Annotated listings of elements
▬▬▬▬▬▬
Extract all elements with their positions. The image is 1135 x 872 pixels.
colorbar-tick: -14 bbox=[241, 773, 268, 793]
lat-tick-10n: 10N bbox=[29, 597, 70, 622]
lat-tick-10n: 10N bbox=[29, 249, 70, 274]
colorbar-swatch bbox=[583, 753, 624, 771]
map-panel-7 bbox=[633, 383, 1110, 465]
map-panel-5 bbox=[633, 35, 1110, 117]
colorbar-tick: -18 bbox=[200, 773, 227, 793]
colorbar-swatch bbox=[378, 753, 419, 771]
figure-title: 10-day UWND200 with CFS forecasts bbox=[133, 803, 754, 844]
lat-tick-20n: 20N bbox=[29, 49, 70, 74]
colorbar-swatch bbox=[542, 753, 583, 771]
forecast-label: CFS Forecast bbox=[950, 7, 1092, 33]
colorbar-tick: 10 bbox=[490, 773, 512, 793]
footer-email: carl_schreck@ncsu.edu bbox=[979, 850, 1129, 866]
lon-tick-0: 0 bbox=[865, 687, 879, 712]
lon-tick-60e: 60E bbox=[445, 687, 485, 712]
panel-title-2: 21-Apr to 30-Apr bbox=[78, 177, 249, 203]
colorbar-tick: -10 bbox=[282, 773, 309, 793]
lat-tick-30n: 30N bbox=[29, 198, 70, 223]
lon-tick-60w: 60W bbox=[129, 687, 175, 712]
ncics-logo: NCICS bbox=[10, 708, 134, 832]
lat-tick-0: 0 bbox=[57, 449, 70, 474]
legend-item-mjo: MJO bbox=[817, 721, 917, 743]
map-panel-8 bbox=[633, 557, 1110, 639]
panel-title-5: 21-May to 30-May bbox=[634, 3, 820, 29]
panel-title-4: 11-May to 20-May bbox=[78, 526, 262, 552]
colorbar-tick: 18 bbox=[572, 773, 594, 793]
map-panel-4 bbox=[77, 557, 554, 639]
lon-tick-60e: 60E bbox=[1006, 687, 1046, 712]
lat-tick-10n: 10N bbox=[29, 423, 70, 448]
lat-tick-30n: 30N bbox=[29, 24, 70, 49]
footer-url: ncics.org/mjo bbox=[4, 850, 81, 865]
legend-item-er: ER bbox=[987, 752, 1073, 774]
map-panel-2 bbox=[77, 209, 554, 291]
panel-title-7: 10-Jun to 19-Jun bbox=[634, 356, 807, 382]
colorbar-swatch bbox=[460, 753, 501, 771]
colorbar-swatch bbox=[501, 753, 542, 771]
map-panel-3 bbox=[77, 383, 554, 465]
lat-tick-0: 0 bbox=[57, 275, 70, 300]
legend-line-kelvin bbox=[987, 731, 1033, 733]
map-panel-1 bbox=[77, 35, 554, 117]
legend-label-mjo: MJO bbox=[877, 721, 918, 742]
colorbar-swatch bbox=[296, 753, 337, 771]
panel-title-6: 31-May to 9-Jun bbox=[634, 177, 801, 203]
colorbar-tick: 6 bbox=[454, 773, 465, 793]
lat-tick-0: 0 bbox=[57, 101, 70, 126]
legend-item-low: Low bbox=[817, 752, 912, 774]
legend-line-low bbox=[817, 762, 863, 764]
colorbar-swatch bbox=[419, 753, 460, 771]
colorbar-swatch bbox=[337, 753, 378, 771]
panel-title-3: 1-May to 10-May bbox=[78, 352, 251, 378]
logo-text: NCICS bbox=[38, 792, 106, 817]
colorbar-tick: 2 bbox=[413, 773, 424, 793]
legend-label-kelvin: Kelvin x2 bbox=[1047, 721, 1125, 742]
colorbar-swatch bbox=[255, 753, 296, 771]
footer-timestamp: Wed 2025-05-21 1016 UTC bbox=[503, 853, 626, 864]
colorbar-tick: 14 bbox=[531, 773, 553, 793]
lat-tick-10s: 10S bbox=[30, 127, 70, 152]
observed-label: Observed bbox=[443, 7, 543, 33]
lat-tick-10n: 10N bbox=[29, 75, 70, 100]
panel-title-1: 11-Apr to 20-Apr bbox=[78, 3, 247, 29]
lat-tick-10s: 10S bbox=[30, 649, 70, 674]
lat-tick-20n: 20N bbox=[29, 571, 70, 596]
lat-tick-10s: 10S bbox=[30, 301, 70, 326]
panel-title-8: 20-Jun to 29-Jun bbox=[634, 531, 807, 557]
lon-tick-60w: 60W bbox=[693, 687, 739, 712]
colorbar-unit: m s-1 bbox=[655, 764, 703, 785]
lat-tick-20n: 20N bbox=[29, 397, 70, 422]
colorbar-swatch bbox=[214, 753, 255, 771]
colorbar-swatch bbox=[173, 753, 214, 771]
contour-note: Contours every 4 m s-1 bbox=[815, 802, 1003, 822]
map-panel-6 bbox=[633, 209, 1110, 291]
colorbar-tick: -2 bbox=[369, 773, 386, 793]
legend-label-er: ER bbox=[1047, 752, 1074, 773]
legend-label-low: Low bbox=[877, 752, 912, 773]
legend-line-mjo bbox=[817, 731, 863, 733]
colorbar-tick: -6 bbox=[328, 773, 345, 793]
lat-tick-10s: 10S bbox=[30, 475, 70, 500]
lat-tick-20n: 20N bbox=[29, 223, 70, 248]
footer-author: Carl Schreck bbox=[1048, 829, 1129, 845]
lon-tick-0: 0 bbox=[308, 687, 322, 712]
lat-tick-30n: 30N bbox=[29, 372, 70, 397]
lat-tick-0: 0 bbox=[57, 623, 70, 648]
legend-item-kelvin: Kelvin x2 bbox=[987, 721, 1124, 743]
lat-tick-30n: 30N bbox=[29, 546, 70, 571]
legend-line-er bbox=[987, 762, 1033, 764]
▬▬▬▬▬▬
> The problem:
Please output every line of the material above unchanged, character for character.

> Result for this task:
Extract all elements with their positions. The image is 1135 x 872 pixels.
colorbar-tick: -14 bbox=[241, 773, 268, 793]
lat-tick-10n: 10N bbox=[29, 597, 70, 622]
lat-tick-10n: 10N bbox=[29, 249, 70, 274]
colorbar-swatch bbox=[583, 753, 624, 771]
map-panel-7 bbox=[633, 383, 1110, 465]
map-panel-5 bbox=[633, 35, 1110, 117]
colorbar-tick: -18 bbox=[200, 773, 227, 793]
colorbar-swatch bbox=[378, 753, 419, 771]
figure-title: 10-day UWND200 with CFS forecasts bbox=[133, 803, 754, 844]
lat-tick-20n: 20N bbox=[29, 49, 70, 74]
colorbar-swatch bbox=[542, 753, 583, 771]
forecast-label: CFS Forecast bbox=[950, 7, 1092, 33]
colorbar-tick: 10 bbox=[490, 773, 512, 793]
footer-email: carl_schreck@ncsu.edu bbox=[979, 850, 1129, 866]
lon-tick-0: 0 bbox=[865, 687, 879, 712]
lon-tick-60e: 60E bbox=[445, 687, 485, 712]
panel-title-2: 21-Apr to 30-Apr bbox=[78, 177, 249, 203]
colorbar-tick: -10 bbox=[282, 773, 309, 793]
lat-tick-30n: 30N bbox=[29, 198, 70, 223]
lon-tick-60w: 60W bbox=[129, 687, 175, 712]
ncics-logo: NCICS bbox=[10, 708, 134, 832]
lat-tick-0: 0 bbox=[57, 449, 70, 474]
legend-item-mjo: MJO bbox=[817, 721, 917, 743]
map-panel-8 bbox=[633, 557, 1110, 639]
panel-title-5: 21-May to 30-May bbox=[634, 3, 820, 29]
panel-title-4: 11-May to 20-May bbox=[78, 526, 262, 552]
colorbar-tick: 18 bbox=[572, 773, 594, 793]
map-panel-4 bbox=[77, 557, 554, 639]
lon-tick-60e: 60E bbox=[1006, 687, 1046, 712]
lat-tick-10n: 10N bbox=[29, 423, 70, 448]
lat-tick-30n: 30N bbox=[29, 24, 70, 49]
footer-url: ncics.org/mjo bbox=[4, 850, 81, 865]
legend-item-er: ER bbox=[987, 752, 1073, 774]
map-panel-2 bbox=[77, 209, 554, 291]
panel-title-7: 10-Jun to 19-Jun bbox=[634, 356, 807, 382]
colorbar-swatch bbox=[460, 753, 501, 771]
colorbar-swatch bbox=[501, 753, 542, 771]
map-panel-3 bbox=[77, 383, 554, 465]
lat-tick-0: 0 bbox=[57, 275, 70, 300]
legend-line-kelvin bbox=[987, 731, 1033, 733]
map-panel-1 bbox=[77, 35, 554, 117]
legend-label-mjo: MJO bbox=[877, 721, 918, 742]
colorbar-swatch bbox=[296, 753, 337, 771]
panel-title-6: 31-May to 9-Jun bbox=[634, 177, 801, 203]
colorbar-tick: 6 bbox=[454, 773, 465, 793]
lat-tick-0: 0 bbox=[57, 101, 70, 126]
legend-item-low: Low bbox=[817, 752, 912, 774]
legend-line-low bbox=[817, 762, 863, 764]
colorbar-swatch bbox=[419, 753, 460, 771]
colorbar-swatch bbox=[337, 753, 378, 771]
panel-title-3: 1-May to 10-May bbox=[78, 352, 251, 378]
logo-text: NCICS bbox=[38, 792, 106, 817]
colorbar-tick: 2 bbox=[413, 773, 424, 793]
legend-label-kelvin: Kelvin x2 bbox=[1047, 721, 1125, 742]
colorbar-swatch bbox=[255, 753, 296, 771]
footer-timestamp: Wed 2025-05-21 1016 UTC bbox=[503, 853, 626, 864]
colorbar-tick: 14 bbox=[531, 773, 553, 793]
lat-tick-10s: 10S bbox=[30, 127, 70, 152]
observed-label: Observed bbox=[443, 7, 543, 33]
lat-tick-10n: 10N bbox=[29, 75, 70, 100]
panel-title-1: 11-Apr to 20-Apr bbox=[78, 3, 247, 29]
lat-tick-10s: 10S bbox=[30, 649, 70, 674]
lat-tick-20n: 20N bbox=[29, 571, 70, 596]
lat-tick-10s: 10S bbox=[30, 301, 70, 326]
panel-title-8: 20-Jun to 29-Jun bbox=[634, 531, 807, 557]
lon-tick-60w: 60W bbox=[693, 687, 739, 712]
colorbar-unit: m s-1 bbox=[655, 764, 703, 785]
lat-tick-20n: 20N bbox=[29, 397, 70, 422]
colorbar-swatch bbox=[214, 753, 255, 771]
colorbar-swatch bbox=[173, 753, 214, 771]
contour-note: Contours every 4 m s-1 bbox=[815, 802, 1003, 822]
map-panel-6 bbox=[633, 209, 1110, 291]
colorbar-tick: -2 bbox=[369, 773, 386, 793]
legend-label-er: ER bbox=[1047, 752, 1074, 773]
legend-label-low: Low bbox=[877, 752, 912, 773]
legend-line-mjo bbox=[817, 731, 863, 733]
colorbar-tick: -6 bbox=[328, 773, 345, 793]
lat-tick-10s: 10S bbox=[30, 475, 70, 500]
lat-tick-20n: 20N bbox=[29, 223, 70, 248]
footer-author: Carl Schreck bbox=[1048, 829, 1129, 845]
lon-tick-0: 0 bbox=[308, 687, 322, 712]
lat-tick-30n: 30N bbox=[29, 372, 70, 397]
lat-tick-0: 0 bbox=[57, 623, 70, 648]
legend-item-kelvin: Kelvin x2 bbox=[987, 721, 1124, 743]
lat-tick-30n: 30N bbox=[29, 546, 70, 571]
legend-line-er bbox=[987, 762, 1033, 764]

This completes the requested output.